Stated problem:
Write out the data below exactly as given, without any of its pictures.

[START OF Record list]

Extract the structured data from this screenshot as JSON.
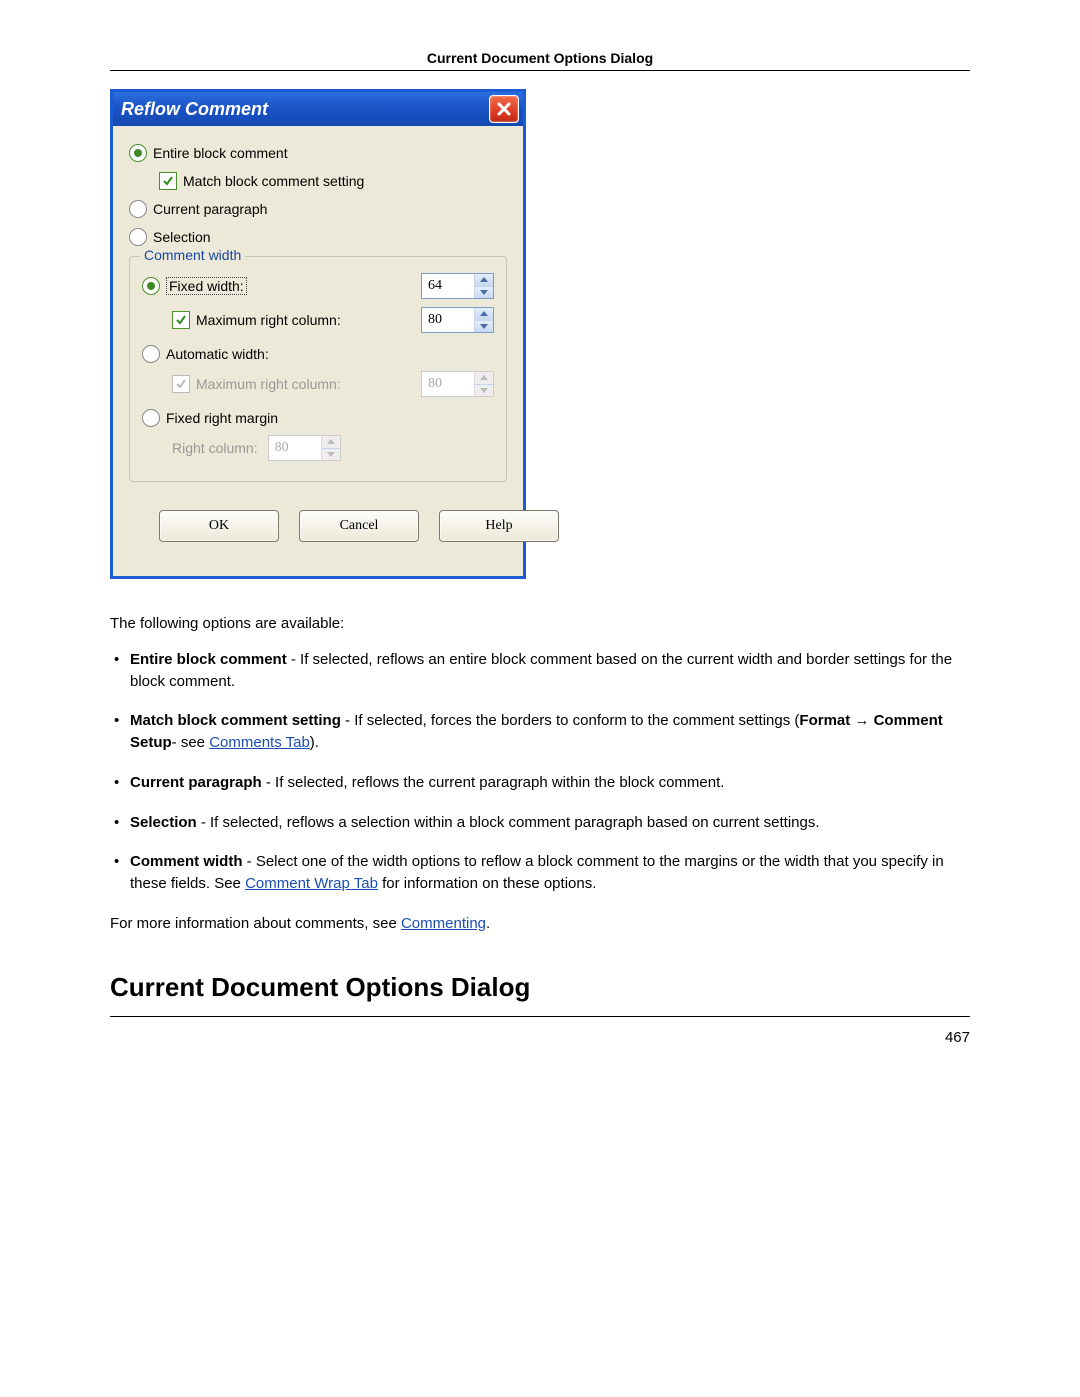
{
  "header": {
    "title": "Current Document Options Dialog"
  },
  "dialog": {
    "title": "Reflow Comment",
    "options": {
      "entire_block": {
        "label": "Entire block comment",
        "selected": true
      },
      "match_setting": {
        "label": "Match block comment setting",
        "checked": true
      },
      "current_paragraph": {
        "label": "Current paragraph",
        "selected": false
      },
      "selection": {
        "label": "Selection",
        "selected": false
      }
    },
    "comment_width": {
      "legend": "Comment width",
      "fixed": {
        "label": "Fixed width:",
        "selected": true,
        "value": "64"
      },
      "fixed_max": {
        "label": "Maximum right column:",
        "checked": true,
        "value": "80"
      },
      "auto": {
        "label": "Automatic width:",
        "selected": false
      },
      "auto_max": {
        "label": "Maximum right column:",
        "checked": true,
        "value": "80",
        "disabled": true
      },
      "fixed_margin": {
        "label": "Fixed right margin",
        "selected": false
      },
      "right_column": {
        "label": "Right column:",
        "value": "80",
        "disabled": true
      }
    },
    "buttons": {
      "ok": "OK",
      "cancel": "Cancel",
      "help": "Help"
    }
  },
  "doc": {
    "intro": "The following options are available:",
    "items": [
      {
        "term": "Entire block comment",
        "desc": " - If selected, reflows an entire block comment based on the current width and border settings for the block comment."
      },
      {
        "term": "Match block comment setting",
        "desc_prefix": " - If selected, forces the borders to conform to the comment settings (",
        "path": "Format → Comment Setup",
        "desc_mid": "- see ",
        "link": "Comments Tab",
        "desc_suffix": ")."
      },
      {
        "term": "Current paragraph",
        "desc": " - If selected, reflows the current paragraph within the block comment."
      },
      {
        "term": "Selection",
        "desc": " - If selected, reflows a selection within a block comment paragraph based on current settings."
      },
      {
        "term": "Comment width",
        "desc_prefix": " - Select one of the width options to reflow a block comment to the margins or the width that you specify in these fields. See ",
        "link": "Comment Wrap Tab",
        "desc_suffix": " for information on these options."
      }
    ],
    "more_prefix": "For more information about comments, see ",
    "more_link": "Commenting",
    "more_suffix": ".",
    "section_heading": "Current Document Options Dialog",
    "page_number": "467"
  }
}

[END OF Record list]

Solution below:
Extract the structured data from this screenshot as JSON.
{
  "header": {
    "title": "Current Document Options Dialog"
  },
  "dialog": {
    "title": "Reflow Comment",
    "options": {
      "entire_block": {
        "label": "Entire block comment",
        "selected": true
      },
      "match_setting": {
        "label": "Match block comment setting",
        "checked": true
      },
      "current_paragraph": {
        "label": "Current paragraph",
        "selected": false
      },
      "selection": {
        "label": "Selection",
        "selected": false
      }
    },
    "comment_width": {
      "legend": "Comment width",
      "fixed": {
        "label": "Fixed width:",
        "selected": true,
        "value": "64"
      },
      "fixed_max": {
        "label": "Maximum right column:",
        "checked": true,
        "value": "80"
      },
      "auto": {
        "label": "Automatic width:",
        "selected": false
      },
      "auto_max": {
        "label": "Maximum right column:",
        "checked": true,
        "value": "80",
        "disabled": true
      },
      "fixed_margin": {
        "label": "Fixed right margin",
        "selected": false
      },
      "right_column": {
        "label": "Right column:",
        "value": "80",
        "disabled": true
      }
    },
    "buttons": {
      "ok": "OK",
      "cancel": "Cancel",
      "help": "Help"
    }
  },
  "doc": {
    "intro": "The following options are available:",
    "items": [
      {
        "term": "Entire block comment",
        "desc": " - If selected, reflows an entire block comment based on the current width and border settings for the block comment."
      },
      {
        "term": "Match block comment setting",
        "desc_prefix": " - If selected, forces the borders to conform to the comment settings (",
        "path": "Format → Comment Setup",
        "desc_mid": "- see ",
        "link": "Comments Tab",
        "desc_suffix": ")."
      },
      {
        "term": "Current paragraph",
        "desc": " - If selected, reflows the current paragraph within the block comment."
      },
      {
        "term": "Selection",
        "desc": " - If selected, reflows a selection within a block comment paragraph based on current settings."
      },
      {
        "term": "Comment width",
        "desc_prefix": " - Select one of the width options to reflow a block comment to the margins or the width that you specify in these fields. See ",
        "link": "Comment Wrap Tab",
        "desc_suffix": " for information on these options."
      }
    ],
    "more_prefix": "For more information about comments, see ",
    "more_link": "Commenting",
    "more_suffix": ".",
    "section_heading": "Current Document Options Dialog",
    "page_number": "467"
  }
}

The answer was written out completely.